Dataset records
>>
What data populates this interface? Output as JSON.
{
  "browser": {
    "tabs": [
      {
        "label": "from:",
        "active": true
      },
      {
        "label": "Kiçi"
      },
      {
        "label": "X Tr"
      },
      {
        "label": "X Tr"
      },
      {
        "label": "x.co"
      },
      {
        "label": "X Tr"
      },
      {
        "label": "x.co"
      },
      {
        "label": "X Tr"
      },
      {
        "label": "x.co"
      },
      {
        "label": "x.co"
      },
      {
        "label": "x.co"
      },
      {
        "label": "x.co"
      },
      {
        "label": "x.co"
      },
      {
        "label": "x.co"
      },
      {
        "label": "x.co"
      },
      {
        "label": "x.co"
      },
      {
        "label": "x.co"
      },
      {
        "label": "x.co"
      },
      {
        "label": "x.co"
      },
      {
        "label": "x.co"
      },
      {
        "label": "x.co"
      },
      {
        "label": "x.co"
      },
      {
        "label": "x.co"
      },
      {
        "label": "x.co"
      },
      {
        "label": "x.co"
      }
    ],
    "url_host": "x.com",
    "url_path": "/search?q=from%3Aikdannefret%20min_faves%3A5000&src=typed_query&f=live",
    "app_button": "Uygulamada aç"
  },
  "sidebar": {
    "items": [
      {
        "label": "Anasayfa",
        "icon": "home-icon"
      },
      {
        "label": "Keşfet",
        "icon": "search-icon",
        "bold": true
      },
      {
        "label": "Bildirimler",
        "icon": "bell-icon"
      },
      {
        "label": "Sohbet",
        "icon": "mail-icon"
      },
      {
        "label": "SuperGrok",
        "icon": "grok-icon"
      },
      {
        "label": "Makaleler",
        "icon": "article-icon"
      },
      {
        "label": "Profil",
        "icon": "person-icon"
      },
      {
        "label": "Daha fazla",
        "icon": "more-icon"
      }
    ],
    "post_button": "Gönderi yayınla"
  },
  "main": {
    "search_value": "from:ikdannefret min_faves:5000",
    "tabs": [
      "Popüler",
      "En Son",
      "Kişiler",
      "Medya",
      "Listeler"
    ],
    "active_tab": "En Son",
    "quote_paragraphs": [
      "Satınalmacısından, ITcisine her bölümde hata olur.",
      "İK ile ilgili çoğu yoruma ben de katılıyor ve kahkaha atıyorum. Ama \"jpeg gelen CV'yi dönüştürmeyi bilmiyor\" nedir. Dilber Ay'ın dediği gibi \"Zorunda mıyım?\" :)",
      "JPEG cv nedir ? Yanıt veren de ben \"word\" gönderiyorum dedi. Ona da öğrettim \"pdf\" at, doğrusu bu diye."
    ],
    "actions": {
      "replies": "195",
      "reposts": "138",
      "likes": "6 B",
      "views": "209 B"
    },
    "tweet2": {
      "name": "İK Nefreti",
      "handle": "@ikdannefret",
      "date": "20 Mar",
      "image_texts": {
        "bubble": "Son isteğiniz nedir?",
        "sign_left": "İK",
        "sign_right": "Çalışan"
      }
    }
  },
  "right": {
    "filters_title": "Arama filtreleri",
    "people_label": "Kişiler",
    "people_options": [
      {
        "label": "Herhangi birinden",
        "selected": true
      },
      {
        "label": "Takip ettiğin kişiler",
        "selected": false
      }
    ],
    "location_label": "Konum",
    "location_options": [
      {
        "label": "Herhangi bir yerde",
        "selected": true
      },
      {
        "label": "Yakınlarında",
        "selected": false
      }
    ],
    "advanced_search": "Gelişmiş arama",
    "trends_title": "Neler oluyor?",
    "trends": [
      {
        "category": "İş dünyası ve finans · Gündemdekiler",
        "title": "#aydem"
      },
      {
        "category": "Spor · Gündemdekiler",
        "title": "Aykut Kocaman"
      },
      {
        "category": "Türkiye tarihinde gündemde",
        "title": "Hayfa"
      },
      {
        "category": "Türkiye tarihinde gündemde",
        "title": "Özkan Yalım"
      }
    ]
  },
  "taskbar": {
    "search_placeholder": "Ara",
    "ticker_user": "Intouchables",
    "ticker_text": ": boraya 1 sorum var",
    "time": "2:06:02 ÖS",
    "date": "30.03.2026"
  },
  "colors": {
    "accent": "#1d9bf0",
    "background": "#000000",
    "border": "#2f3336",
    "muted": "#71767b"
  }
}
<<
**Goal**: Copy every line of the material in which the word "icon" occurs.

**Final answer**:
        "icon": "home-icon"
        "icon": "search-icon",
        "icon": "bell-icon"
        "icon": "mail-icon"
        "icon": "grok-icon"
        "icon": "article-icon"
        "icon": "person-icon"
        "icon": "more-icon"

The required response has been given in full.